## EXERCISE
Repeat the whole of the data, keeping every detail the same.

(Dataset entries)
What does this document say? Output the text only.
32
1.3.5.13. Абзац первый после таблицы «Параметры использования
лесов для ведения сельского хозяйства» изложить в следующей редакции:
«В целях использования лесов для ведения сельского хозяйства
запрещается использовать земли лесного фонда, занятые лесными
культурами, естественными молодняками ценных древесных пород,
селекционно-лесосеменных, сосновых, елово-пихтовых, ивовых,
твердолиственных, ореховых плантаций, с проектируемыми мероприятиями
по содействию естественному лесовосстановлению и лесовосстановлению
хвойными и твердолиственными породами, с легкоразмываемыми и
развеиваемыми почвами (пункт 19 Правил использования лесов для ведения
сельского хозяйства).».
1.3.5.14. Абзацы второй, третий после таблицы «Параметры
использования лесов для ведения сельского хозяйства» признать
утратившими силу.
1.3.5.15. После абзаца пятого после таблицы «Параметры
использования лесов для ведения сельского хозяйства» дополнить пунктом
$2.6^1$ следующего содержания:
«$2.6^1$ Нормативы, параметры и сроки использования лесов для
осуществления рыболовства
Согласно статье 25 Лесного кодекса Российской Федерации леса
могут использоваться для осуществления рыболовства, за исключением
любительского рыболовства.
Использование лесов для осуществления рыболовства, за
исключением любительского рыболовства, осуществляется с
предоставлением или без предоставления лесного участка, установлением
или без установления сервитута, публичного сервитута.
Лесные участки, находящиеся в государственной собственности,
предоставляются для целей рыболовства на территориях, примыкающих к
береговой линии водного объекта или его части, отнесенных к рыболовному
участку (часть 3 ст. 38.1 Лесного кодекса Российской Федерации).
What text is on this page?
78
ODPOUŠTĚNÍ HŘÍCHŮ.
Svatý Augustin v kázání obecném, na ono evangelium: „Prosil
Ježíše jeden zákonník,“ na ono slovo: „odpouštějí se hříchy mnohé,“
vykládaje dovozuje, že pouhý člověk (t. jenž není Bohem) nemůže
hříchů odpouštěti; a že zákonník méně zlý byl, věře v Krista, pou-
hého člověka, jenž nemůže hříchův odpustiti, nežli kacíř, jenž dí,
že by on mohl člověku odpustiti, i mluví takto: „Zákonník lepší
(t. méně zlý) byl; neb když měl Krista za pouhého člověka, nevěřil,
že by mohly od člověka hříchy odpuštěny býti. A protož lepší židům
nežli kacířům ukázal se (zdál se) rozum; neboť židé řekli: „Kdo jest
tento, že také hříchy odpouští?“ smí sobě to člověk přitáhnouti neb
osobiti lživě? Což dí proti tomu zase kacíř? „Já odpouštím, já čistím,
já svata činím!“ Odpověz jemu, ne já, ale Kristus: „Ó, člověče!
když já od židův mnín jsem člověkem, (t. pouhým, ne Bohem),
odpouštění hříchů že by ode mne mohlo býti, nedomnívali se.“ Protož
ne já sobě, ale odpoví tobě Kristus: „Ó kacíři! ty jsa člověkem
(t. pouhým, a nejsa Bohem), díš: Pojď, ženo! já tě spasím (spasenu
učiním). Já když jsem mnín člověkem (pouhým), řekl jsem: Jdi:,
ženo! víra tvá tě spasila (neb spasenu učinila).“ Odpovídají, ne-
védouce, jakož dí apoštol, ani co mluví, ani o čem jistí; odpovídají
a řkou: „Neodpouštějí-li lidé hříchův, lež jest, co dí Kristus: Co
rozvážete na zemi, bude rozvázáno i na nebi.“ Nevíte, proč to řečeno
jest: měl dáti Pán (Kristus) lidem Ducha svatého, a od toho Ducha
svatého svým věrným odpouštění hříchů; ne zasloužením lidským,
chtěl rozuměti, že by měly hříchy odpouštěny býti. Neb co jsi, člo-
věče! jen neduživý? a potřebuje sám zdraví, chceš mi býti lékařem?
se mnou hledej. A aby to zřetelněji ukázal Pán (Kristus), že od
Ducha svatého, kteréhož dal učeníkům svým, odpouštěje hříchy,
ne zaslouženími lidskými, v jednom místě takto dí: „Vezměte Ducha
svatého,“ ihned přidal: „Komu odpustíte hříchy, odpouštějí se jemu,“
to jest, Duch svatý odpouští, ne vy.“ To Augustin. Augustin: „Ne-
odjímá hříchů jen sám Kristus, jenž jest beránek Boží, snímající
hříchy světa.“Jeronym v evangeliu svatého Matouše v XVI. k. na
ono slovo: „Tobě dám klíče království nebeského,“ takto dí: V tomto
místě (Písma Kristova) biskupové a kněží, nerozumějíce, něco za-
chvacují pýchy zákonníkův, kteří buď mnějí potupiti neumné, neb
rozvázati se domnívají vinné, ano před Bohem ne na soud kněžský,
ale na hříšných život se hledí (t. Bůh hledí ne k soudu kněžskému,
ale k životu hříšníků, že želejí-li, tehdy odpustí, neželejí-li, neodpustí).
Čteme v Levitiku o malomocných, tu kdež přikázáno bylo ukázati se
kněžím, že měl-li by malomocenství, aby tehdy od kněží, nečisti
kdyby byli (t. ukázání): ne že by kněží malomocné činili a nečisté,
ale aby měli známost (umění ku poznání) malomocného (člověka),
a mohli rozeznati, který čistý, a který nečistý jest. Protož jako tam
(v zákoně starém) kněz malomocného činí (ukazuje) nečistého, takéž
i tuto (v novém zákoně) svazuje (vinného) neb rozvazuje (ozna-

## RESULT FOR THIS EXERCISE
What does this document say? Output the text only.
32
1.3.5.13. Абзац первый после таблицы «Параметры использования
лесов для ведения сельского хозяйства» изложить в следующей редакции:
«В целях использования лесов для ведения сельского хозяйства
запрещается использовать земли лесного фонда, занятые лесными
культурами, естественными молодняками ценных древесных пород,
селекционно-лесосеменных, сосновых, елово-пихтовых, ивовых,
твердолиственных, ореховых плантаций, с проектируемыми мероприятиями
по содействию естественному лесовосстановлению и лесовосстановлению
хвойными и твердолиственными породами, с легкоразмываемыми и
развеиваемыми почвами (пункт 19 Правил использования лесов для ведения
сельского хозяйства).».
1.3.5.14. Абзацы второй, третий после таблицы «Параметры
использования лесов для ведения сельского хозяйства» признать
утратившими силу.
1.3.5.15. После абзаца пятого после таблицы «Параметры
использования лесов для ведения сельского хозяйства» дополнить пунктом
$2.6^1$ следующего содержания:
«$2.6^1$ Нормативы, параметры и сроки использования лесов для
осуществления рыболовства
Согласно статье 25 Лесного кодекса Российской Федерации леса
могут использоваться для осуществления рыболовства, за исключением
любительского рыболовства.
Использование лесов для осуществления рыболовства, за
исключением любительского рыболовства, осуществляется с
предоставлением или без предоставления лесного участка, установлением
или без установления сервитута, публичного сервитута.
Лесные участки, находящиеся в государственной собственности,
предоставляются для целей рыболовства на территориях, примыкающих к
береговой линии водного объекта или его части, отнесенных к рыболовному
участку (часть 3 ст. 38.1 Лесного кодекса Российской Федерации).
What text is on this page?
78
ODPOUŠTĚNÍ HŘÍCHŮ.
Svatý Augustin v kázání obecném, na ono evangelium: „Prosil
Ježíše jeden zákonník,“ na ono slovo: „odpouštějí se hříchy mnohé,“
vykládaje dovozuje, že pouhý člověk (t. jenž není Bohem) nemůže
hříchů odpouštěti; a že zákonník méně zlý byl, věře v Krista, pou-
hého člověka, jenž nemůže hříchův odpustiti, nežli kacíř, jenž dí,
že by on mohl člověku odpustiti, i mluví takto: „Zákonník lepší
(t. méně zlý) byl; neb když měl Krista za pouhého člověka, nevěřil,
že by mohly od člověka hříchy odpuštěny býti. A protož lepší židům
nežli kacířům ukázal se (zdál se) rozum; neboť židé řekli: „Kdo jest
tento, že také hříchy odpouští?“ smí sobě to člověk přitáhnouti neb
osobiti lživě? Což dí proti tomu zase kacíř? „Já odpouštím, já čistím,
já svata činím!“ Odpověz jemu, ne já, ale Kristus: „Ó, člověče!
když já od židův mnín jsem člověkem, (t. pouhým, ne Bohem),
odpouštění hříchů že by ode mne mohlo býti, nedomnívali se.“ Protož
ne já sobě, ale odpoví tobě Kristus: „Ó kacíři! ty jsa člověkem
(t. pouhým, a nejsa Bohem), díš: Pojď, ženo! já tě spasím (spasenu
učiním). Já když jsem mnín člověkem (pouhým), řekl jsem: Jdi:,
ženo! víra tvá tě spasila (neb spasenu učinila).“ Odpovídají, ne-
védouce, jakož dí apoštol, ani co mluví, ani o čem jistí; odpovídají
a řkou: „Neodpouštějí-li lidé hříchův, lež jest, co dí Kristus: Co
rozvážete na zemi, bude rozvázáno i na nebi.“ Nevíte, proč to řečeno
jest: měl dáti Pán (Kristus) lidem Ducha svatého, a od toho Ducha
svatého svým věrným odpouštění hříchů; ne zasloužením lidským,
chtěl rozuměti, že by měly hříchy odpouštěny býti. Neb co jsi, člo-
věče! jen neduživý? a potřebuje sám zdraví, chceš mi býti lékařem?
se mnou hledej. A aby to zřetelněji ukázal Pán (Kristus), že od
Ducha svatého, kteréhož dal učeníkům svým, odpouštěje hříchy,
ne zaslouženími lidskými, v jednom místě takto dí: „Vezměte Ducha
svatého,“ ihned přidal: „Komu odpustíte hříchy, odpouštějí se jemu,“
to jest, Duch svatý odpouští, ne vy.“ To Augustin. Augustin: „Ne-
odjímá hříchů jen sám Kristus, jenž jest beránek Boží, snímající
hříchy světa.“Jeronym v evangeliu svatého Matouše v XVI. k. na
ono slovo: „Tobě dám klíče království nebeského,“ takto dí: V tomto
místě (Písma Kristova) biskupové a kněží, nerozumějíce, něco za-
chvacují pýchy zákonníkův, kteří buď mnějí potupiti neumné, neb
rozvázati se domnívají vinné, ano před Bohem ne na soud kněžský,
ale na hříšných život se hledí (t. Bůh hledí ne k soudu kněžskému,
ale k životu hříšníků, že želejí-li, tehdy odpustí, neželejí-li, neodpustí).
Čteme v Levitiku o malomocných, tu kdež přikázáno bylo ukázati se
kněžím, že měl-li by malomocenství, aby tehdy od kněží, nečisti
kdyby byli (t. ukázání): ne že by kněží malomocné činili a nečisté,
ale aby měli známost (umění ku poznání) malomocného (člověka),
a mohli rozeznati, který čistý, a který nečistý jest. Protož jako tam
(v zákoně starém) kněz malomocného činí (ukazuje) nečistého, takéž
i tuto (v novém zákoně) svazuje (vinného) neb rozvazuje (ozna-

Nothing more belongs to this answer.